## STATED EXERCISE
Separate out the lines that hold "Response".

## INPUT DATA
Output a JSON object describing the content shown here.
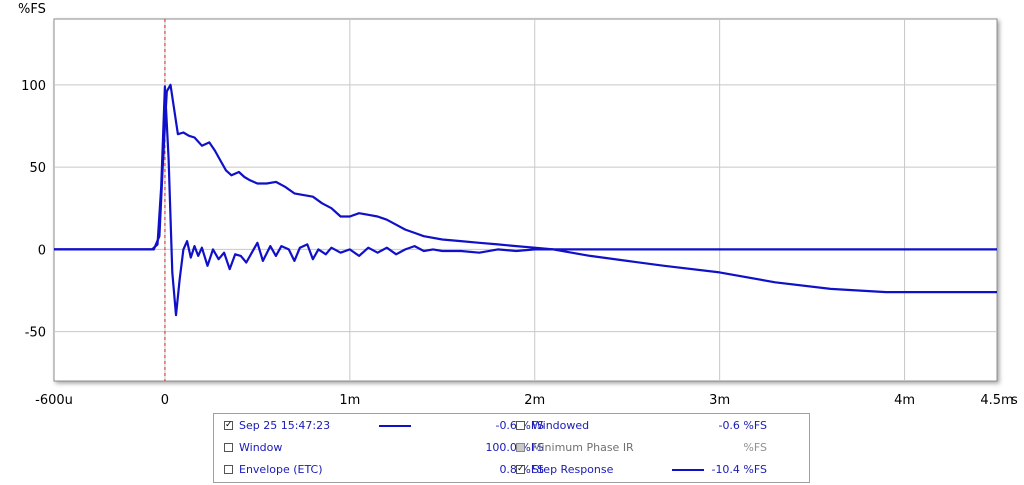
{
  "chart_data": {
    "type": "line",
    "ylabel": "%FS",
    "xunit": "s",
    "xlim": [
      -0.0006,
      0.0045
    ],
    "ylim": [
      -80,
      140
    ],
    "x_ticks": [
      {
        "value": -0.0006,
        "label": "-600u"
      },
      {
        "value": 0,
        "label": "0"
      },
      {
        "value": 0.001,
        "label": "1m"
      },
      {
        "value": 0.002,
        "label": "2m"
      },
      {
        "value": 0.003,
        "label": "3m"
      },
      {
        "value": 0.004,
        "label": "4m"
      },
      {
        "value": 0.0045,
        "label": "4.5m"
      }
    ],
    "y_ticks": [
      {
        "value": 100,
        "label": "100"
      },
      {
        "value": 50,
        "label": "50"
      },
      {
        "value": 0,
        "label": "0"
      },
      {
        "value": -50,
        "label": "-50"
      }
    ],
    "grid": true,
    "marker_x": 0,
    "series": [
      {
        "name": "Sep 25 15:47:23",
        "color": "#1010c8",
        "x": [
          -0.0006,
          -0.0003,
          -7e-05,
          -4e-05,
          -2e-05,
          0,
          2e-05,
          4e-05,
          6e-05,
          8e-05,
          0.0001,
          0.00012,
          0.00014,
          0.00016,
          0.00018,
          0.0002,
          0.00023,
          0.00026,
          0.00029,
          0.00032,
          0.00035,
          0.00038,
          0.00041,
          0.00044,
          0.00047,
          0.0005,
          0.00053,
          0.00057,
          0.0006,
          0.00063,
          0.00067,
          0.0007,
          0.00073,
          0.00077,
          0.0008,
          0.00083,
          0.00087,
          0.0009,
          0.00095,
          0.001,
          0.00105,
          0.0011,
          0.00115,
          0.0012,
          0.00125,
          0.0013,
          0.00135,
          0.0014,
          0.00145,
          0.0015,
          0.0016,
          0.0017,
          0.0018,
          0.0019,
          0.002,
          0.0021,
          0.0022,
          0.0025,
          0.003,
          0.0035,
          0.004,
          0.0045
        ],
        "y": [
          0,
          0,
          0,
          3,
          38,
          99,
          55,
          -14,
          -40,
          -18,
          0,
          5,
          -5,
          2,
          -4,
          1,
          -10,
          0,
          -6,
          -2,
          -12,
          -3,
          -4,
          -8,
          -2,
          4,
          -7,
          2,
          -4,
          2,
          0,
          -7,
          1,
          3,
          -6,
          0,
          -3,
          1,
          -2,
          0,
          -4,
          1,
          -2,
          1,
          -3,
          0,
          2,
          -1,
          0,
          -1,
          -1,
          -2,
          0,
          -1,
          0,
          0,
          0,
          0,
          0,
          0,
          0,
          0
        ]
      },
      {
        "name": "Step Response",
        "color": "#1010c8",
        "x": [
          -0.0006,
          -0.0003,
          -6e-05,
          -3e-05,
          -1e-05,
          1e-05,
          3e-05,
          5e-05,
          7e-05,
          0.0001,
          0.00013,
          0.00016,
          0.0002,
          0.00024,
          0.00027,
          0.0003,
          0.00033,
          0.00036,
          0.0004,
          0.00043,
          0.00046,
          0.0005,
          0.00055,
          0.0006,
          0.00065,
          0.0007,
          0.00075,
          0.0008,
          0.00085,
          0.0009,
          0.00095,
          0.001,
          0.00105,
          0.0011,
          0.00115,
          0.0012,
          0.00125,
          0.0013,
          0.00135,
          0.0014,
          0.0015,
          0.0016,
          0.0017,
          0.0018,
          0.0019,
          0.002,
          0.0021,
          0.0022,
          0.0023,
          0.0025,
          0.0027,
          0.003,
          0.0033,
          0.0036,
          0.0039,
          0.0042,
          0.0045
        ],
        "y": [
          0,
          0,
          0,
          8,
          55,
          96,
          100,
          85,
          70,
          71,
          69,
          68,
          63,
          65,
          60,
          54,
          48,
          45,
          47,
          44,
          42,
          40,
          40,
          41,
          38,
          34,
          33,
          32,
          28,
          25,
          20,
          20,
          22,
          21,
          20,
          18,
          15,
          12,
          10,
          8,
          6,
          5,
          4,
          3,
          2,
          1,
          0,
          -2,
          -4,
          -7,
          -10,
          -14,
          -20,
          -24,
          -26,
          -26,
          -26
        ]
      }
    ]
  },
  "legend": {
    "rows": [
      [
        {
          "checked": true,
          "disabled": false,
          "label": "Sep 25 15:47:23",
          "swatch": true,
          "value": "-0.6 %FS"
        },
        {
          "checked": false,
          "disabled": false,
          "label": "Windowed",
          "swatch": false,
          "value": "-0.6 %FS"
        }
      ],
      [
        {
          "checked": false,
          "disabled": false,
          "label": "Window",
          "swatch": false,
          "value": "100.0 %FS"
        },
        {
          "checked": false,
          "disabled": true,
          "label": "Minimum Phase IR",
          "swatch": false,
          "value": "%FS"
        }
      ],
      [
        {
          "checked": false,
          "disabled": false,
          "label": "Envelope (ETC)",
          "swatch": false,
          "value": "0.8 %FS"
        },
        {
          "checked": true,
          "disabled": false,
          "label": "Step Response",
          "swatch": true,
          "value": "-10.4 %FS"
        }
      ]
    ]
  }
}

## RESULT FOR THIS EXERCISE
        "name": "Step Response",
          "label": "Step Response",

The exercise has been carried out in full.